Report how many lines in the entries below contain the string "Kilometres". Give only the number.

===

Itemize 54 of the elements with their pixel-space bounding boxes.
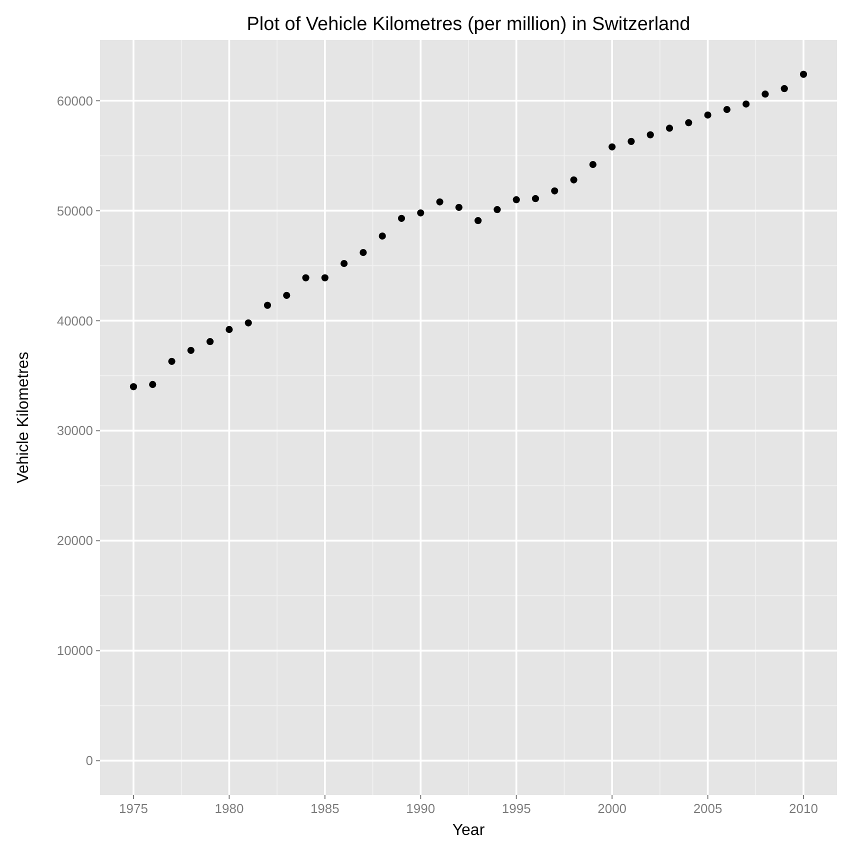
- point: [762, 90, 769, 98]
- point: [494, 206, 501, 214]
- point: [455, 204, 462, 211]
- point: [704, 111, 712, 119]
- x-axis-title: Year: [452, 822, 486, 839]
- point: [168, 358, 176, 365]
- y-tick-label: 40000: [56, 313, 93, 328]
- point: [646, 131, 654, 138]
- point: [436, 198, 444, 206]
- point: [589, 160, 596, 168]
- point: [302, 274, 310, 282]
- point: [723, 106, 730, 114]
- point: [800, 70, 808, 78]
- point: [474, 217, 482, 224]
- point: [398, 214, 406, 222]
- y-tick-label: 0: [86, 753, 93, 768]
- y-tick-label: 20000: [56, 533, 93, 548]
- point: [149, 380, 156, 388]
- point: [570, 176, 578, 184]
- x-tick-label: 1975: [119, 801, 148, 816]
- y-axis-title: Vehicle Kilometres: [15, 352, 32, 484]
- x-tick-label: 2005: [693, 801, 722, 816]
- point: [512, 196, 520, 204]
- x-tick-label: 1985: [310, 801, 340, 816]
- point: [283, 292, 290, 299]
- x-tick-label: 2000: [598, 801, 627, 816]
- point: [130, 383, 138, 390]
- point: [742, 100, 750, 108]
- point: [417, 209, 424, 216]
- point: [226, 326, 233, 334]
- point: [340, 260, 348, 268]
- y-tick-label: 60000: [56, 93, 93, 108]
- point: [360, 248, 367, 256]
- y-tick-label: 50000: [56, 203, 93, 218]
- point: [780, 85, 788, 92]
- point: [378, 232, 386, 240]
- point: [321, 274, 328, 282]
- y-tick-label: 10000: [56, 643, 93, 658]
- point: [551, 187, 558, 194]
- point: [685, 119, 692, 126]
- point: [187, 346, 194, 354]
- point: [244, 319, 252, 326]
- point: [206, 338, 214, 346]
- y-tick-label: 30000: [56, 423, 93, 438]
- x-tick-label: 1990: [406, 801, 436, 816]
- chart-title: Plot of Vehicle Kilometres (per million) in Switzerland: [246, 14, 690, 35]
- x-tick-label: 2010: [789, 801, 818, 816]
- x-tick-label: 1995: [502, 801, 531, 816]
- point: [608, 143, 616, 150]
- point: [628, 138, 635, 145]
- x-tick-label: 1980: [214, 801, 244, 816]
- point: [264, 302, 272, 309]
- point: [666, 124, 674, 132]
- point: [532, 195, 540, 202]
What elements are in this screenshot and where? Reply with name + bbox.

===

• **Task solution**: 2